= EXERCISE DIRECTIONS =
Can you transcribe every record below exactly as it appears?

= SUPPLIED MATERIAL =
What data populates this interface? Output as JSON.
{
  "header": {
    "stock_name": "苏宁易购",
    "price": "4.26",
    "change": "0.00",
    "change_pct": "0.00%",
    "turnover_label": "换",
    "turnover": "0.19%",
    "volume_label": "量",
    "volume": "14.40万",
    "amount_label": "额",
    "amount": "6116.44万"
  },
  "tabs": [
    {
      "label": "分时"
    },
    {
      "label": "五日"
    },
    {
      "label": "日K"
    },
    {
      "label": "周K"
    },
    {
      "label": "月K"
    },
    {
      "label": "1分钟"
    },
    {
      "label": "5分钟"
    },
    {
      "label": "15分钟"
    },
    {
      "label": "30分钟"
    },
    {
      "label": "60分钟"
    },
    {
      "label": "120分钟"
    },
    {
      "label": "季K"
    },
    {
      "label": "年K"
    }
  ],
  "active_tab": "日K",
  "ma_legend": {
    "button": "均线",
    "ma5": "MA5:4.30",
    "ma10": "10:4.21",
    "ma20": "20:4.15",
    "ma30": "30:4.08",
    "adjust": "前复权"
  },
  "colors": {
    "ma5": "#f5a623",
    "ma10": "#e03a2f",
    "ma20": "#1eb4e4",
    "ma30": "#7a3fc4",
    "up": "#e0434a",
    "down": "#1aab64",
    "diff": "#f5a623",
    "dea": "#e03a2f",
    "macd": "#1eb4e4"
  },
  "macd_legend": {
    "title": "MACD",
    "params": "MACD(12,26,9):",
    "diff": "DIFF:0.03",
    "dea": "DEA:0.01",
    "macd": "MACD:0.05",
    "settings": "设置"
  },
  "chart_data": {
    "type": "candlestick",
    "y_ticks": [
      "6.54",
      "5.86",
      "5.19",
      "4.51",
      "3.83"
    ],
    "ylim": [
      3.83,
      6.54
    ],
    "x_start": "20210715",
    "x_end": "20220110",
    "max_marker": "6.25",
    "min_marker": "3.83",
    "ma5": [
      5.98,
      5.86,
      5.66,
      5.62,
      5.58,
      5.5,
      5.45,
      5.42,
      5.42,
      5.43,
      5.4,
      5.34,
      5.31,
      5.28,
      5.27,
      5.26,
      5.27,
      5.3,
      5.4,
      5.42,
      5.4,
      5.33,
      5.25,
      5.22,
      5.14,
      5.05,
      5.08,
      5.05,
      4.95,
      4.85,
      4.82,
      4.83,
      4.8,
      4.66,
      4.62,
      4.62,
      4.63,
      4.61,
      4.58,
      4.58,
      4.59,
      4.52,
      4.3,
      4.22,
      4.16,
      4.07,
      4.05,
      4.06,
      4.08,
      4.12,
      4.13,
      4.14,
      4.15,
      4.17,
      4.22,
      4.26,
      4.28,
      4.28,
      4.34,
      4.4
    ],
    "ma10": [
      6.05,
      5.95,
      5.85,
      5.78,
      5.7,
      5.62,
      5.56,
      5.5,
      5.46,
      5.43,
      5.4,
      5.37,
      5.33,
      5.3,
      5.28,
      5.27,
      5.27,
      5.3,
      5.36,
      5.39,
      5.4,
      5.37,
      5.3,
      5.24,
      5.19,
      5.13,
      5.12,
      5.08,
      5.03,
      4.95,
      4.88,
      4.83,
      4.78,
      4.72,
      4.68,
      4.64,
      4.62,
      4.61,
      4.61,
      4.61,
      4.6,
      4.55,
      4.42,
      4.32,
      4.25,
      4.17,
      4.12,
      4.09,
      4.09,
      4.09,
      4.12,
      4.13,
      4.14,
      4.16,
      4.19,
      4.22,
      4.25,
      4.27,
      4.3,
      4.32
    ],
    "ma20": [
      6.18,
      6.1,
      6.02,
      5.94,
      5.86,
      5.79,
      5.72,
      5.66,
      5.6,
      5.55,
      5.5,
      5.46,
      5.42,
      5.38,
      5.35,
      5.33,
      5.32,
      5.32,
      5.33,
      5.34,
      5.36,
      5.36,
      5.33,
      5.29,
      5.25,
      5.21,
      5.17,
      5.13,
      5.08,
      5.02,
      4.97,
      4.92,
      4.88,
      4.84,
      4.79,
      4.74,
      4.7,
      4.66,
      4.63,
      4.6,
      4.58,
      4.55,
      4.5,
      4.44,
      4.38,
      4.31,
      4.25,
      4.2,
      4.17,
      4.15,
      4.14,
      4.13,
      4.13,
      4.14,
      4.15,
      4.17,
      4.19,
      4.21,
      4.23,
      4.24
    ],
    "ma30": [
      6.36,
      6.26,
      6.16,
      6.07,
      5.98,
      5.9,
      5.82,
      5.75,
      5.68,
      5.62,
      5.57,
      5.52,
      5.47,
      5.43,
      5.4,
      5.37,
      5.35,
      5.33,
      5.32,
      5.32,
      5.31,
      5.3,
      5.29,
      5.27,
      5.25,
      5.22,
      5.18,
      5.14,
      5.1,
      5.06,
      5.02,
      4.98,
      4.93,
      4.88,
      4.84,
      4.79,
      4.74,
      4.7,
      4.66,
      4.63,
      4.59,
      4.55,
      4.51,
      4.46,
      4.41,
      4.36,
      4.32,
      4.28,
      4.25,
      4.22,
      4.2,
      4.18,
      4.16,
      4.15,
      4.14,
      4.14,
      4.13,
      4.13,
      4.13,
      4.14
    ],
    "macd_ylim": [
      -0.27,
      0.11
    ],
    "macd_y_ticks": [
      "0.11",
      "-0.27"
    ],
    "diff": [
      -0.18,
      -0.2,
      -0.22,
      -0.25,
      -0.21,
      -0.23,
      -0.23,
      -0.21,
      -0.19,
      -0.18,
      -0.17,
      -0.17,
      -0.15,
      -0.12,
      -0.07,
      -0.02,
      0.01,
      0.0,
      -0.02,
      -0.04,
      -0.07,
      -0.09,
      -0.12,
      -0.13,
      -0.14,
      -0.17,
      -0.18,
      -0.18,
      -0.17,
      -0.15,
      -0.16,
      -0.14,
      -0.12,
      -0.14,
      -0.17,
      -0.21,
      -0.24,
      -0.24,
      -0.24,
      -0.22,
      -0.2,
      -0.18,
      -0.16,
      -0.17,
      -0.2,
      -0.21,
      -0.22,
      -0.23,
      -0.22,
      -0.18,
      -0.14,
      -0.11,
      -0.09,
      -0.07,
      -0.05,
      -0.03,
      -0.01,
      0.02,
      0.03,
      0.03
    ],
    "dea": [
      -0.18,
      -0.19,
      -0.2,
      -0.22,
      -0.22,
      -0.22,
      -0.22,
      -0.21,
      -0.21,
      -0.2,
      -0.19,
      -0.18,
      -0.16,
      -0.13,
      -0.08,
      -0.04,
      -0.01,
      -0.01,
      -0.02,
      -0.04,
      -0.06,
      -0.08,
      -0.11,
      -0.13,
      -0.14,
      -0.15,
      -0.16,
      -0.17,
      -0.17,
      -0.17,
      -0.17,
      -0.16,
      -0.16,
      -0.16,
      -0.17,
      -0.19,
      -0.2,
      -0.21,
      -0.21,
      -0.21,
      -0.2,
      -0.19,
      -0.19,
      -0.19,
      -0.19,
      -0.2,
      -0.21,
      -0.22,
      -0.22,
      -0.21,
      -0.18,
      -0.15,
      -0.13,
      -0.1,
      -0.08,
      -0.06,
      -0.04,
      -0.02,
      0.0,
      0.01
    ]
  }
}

= TASK SOLUTION =
What data populates this interface? Output as JSON.
{
  "header": {
    "stock_name": "苏宁易购",
    "price": "4.26",
    "change": "0.00",
    "change_pct": "0.00%",
    "turnover_label": "换",
    "turnover": "0.19%",
    "volume_label": "量",
    "volume": "14.40万",
    "amount_label": "额",
    "amount": "6116.44万"
  },
  "tabs": [
    {
      "label": "分时"
    },
    {
      "label": "五日"
    },
    {
      "label": "日K"
    },
    {
      "label": "周K"
    },
    {
      "label": "月K"
    },
    {
      "label": "1分钟"
    },
    {
      "label": "5分钟"
    },
    {
      "label": "15分钟"
    },
    {
      "label": "30分钟"
    },
    {
      "label": "60分钟"
    },
    {
      "label": "120分钟"
    },
    {
      "label": "季K"
    },
    {
      "label": "年K"
    }
  ],
  "active_tab": "日K",
  "ma_legend": {
    "button": "均线",
    "ma5": "MA5:4.30",
    "ma10": "10:4.21",
    "ma20": "20:4.15",
    "ma30": "30:4.08",
    "adjust": "前复权"
  },
  "colors": {
    "ma5": "#f5a623",
    "ma10": "#e03a2f",
    "ma20": "#1eb4e4",
    "ma30": "#7a3fc4",
    "up": "#e0434a",
    "down": "#1aab64",
    "diff": "#f5a623",
    "dea": "#e03a2f",
    "macd": "#1eb4e4"
  },
  "macd_legend": {
    "title": "MACD",
    "params": "MACD(12,26,9):",
    "diff": "DIFF:0.03",
    "dea": "DEA:0.01",
    "macd": "MACD:0.05",
    "settings": "设置"
  },
  "chart_data": {
    "type": "candlestick",
    "y_ticks": [
      "6.54",
      "5.86",
      "5.19",
      "4.51",
      "3.83"
    ],
    "ylim": [
      3.83,
      6.54
    ],
    "x_start": "20210715",
    "x_end": "20220110",
    "max_marker": "6.25",
    "min_marker": "3.83",
    "ma5": [
      5.98,
      5.86,
      5.66,
      5.62,
      5.58,
      5.5,
      5.45,
      5.42,
      5.42,
      5.43,
      5.4,
      5.34,
      5.31,
      5.28,
      5.27,
      5.26,
      5.27,
      5.3,
      5.4,
      5.42,
      5.4,
      5.33,
      5.25,
      5.22,
      5.14,
      5.05,
      5.08,
      5.05,
      4.95,
      4.85,
      4.82,
      4.83,
      4.8,
      4.66,
      4.62,
      4.62,
      4.63,
      4.61,
      4.58,
      4.58,
      4.59,
      4.52,
      4.3,
      4.22,
      4.16,
      4.07,
      4.05,
      4.06,
      4.08,
      4.12,
      4.13,
      4.14,
      4.15,
      4.17,
      4.22,
      4.26,
      4.28,
      4.28,
      4.34,
      4.4
    ],
    "ma10": [
      6.05,
      5.95,
      5.85,
      5.78,
      5.7,
      5.62,
      5.56,
      5.5,
      5.46,
      5.43,
      5.4,
      5.37,
      5.33,
      5.3,
      5.28,
      5.27,
      5.27,
      5.3,
      5.36,
      5.39,
      5.4,
      5.37,
      5.3,
      5.24,
      5.19,
      5.13,
      5.12,
      5.08,
      5.03,
      4.95,
      4.88,
      4.83,
      4.78,
      4.72,
      4.68,
      4.64,
      4.62,
      4.61,
      4.61,
      4.61,
      4.6,
      4.55,
      4.42,
      4.32,
      4.25,
      4.17,
      4.12,
      4.09,
      4.09,
      4.09,
      4.12,
      4.13,
      4.14,
      4.16,
      4.19,
      4.22,
      4.25,
      4.27,
      4.3,
      4.32
    ],
    "ma20": [
      6.18,
      6.1,
      6.02,
      5.94,
      5.86,
      5.79,
      5.72,
      5.66,
      5.6,
      5.55,
      5.5,
      5.46,
      5.42,
      5.38,
      5.35,
      5.33,
      5.32,
      5.32,
      5.33,
      5.34,
      5.36,
      5.36,
      5.33,
      5.29,
      5.25,
      5.21,
      5.17,
      5.13,
      5.08,
      5.02,
      4.97,
      4.92,
      4.88,
      4.84,
      4.79,
      4.74,
      4.7,
      4.66,
      4.63,
      4.6,
      4.58,
      4.55,
      4.5,
      4.44,
      4.38,
      4.31,
      4.25,
      4.2,
      4.17,
      4.15,
      4.14,
      4.13,
      4.13,
      4.14,
      4.15,
      4.17,
      4.19,
      4.21,
      4.23,
      4.24
    ],
    "ma30": [
      6.36,
      6.26,
      6.16,
      6.07,
      5.98,
      5.9,
      5.82,
      5.75,
      5.68,
      5.62,
      5.57,
      5.52,
      5.47,
      5.43,
      5.4,
      5.37,
      5.35,
      5.33,
      5.32,
      5.32,
      5.31,
      5.3,
      5.29,
      5.27,
      5.25,
      5.22,
      5.18,
      5.14,
      5.1,
      5.06,
      5.02,
      4.98,
      4.93,
      4.88,
      4.84,
      4.79,
      4.74,
      4.7,
      4.66,
      4.63,
      4.59,
      4.55,
      4.51,
      4.46,
      4.41,
      4.36,
      4.32,
      4.28,
      4.25,
      4.22,
      4.2,
      4.18,
      4.16,
      4.15,
      4.14,
      4.14,
      4.13,
      4.13,
      4.13,
      4.14
    ],
    "macd_ylim": [
      -0.27,
      0.11
    ],
    "macd_y_ticks": [
      "0.11",
      "-0.27"
    ],
    "diff": [
      -0.18,
      -0.2,
      -0.22,
      -0.25,
      -0.21,
      -0.23,
      -0.23,
      -0.21,
      -0.19,
      -0.18,
      -0.17,
      -0.17,
      -0.15,
      -0.12,
      -0.07,
      -0.02,
      0.01,
      0.0,
      -0.02,
      -0.04,
      -0.07,
      -0.09,
      -0.12,
      -0.13,
      -0.14,
      -0.17,
      -0.18,
      -0.18,
      -0.17,
      -0.15,
      -0.16,
      -0.14,
      -0.12,
      -0.14,
      -0.17,
      -0.21,
      -0.24,
      -0.24,
      -0.24,
      -0.22,
      -0.2,
      -0.18,
      -0.16,
      -0.17,
      -0.2,
      -0.21,
      -0.22,
      -0.23,
      -0.22,
      -0.18,
      -0.14,
      -0.11,
      -0.09,
      -0.07,
      -0.05,
      -0.03,
      -0.01,
      0.02,
      0.03,
      0.03
    ],
    "dea": [
      -0.18,
      -0.19,
      -0.2,
      -0.22,
      -0.22,
      -0.22,
      -0.22,
      -0.21,
      -0.21,
      -0.2,
      -0.19,
      -0.18,
      -0.16,
      -0.13,
      -0.08,
      -0.04,
      -0.01,
      -0.01,
      -0.02,
      -0.04,
      -0.06,
      -0.08,
      -0.11,
      -0.13,
      -0.14,
      -0.15,
      -0.16,
      -0.17,
      -0.17,
      -0.17,
      -0.17,
      -0.16,
      -0.16,
      -0.16,
      -0.17,
      -0.19,
      -0.2,
      -0.21,
      -0.21,
      -0.21,
      -0.2,
      -0.19,
      -0.19,
      -0.19,
      -0.19,
      -0.2,
      -0.21,
      -0.22,
      -0.22,
      -0.21,
      -0.18,
      -0.15,
      -0.13,
      -0.1,
      -0.08,
      -0.06,
      -0.04,
      -0.02,
      0.0,
      0.01
    ]
  }
}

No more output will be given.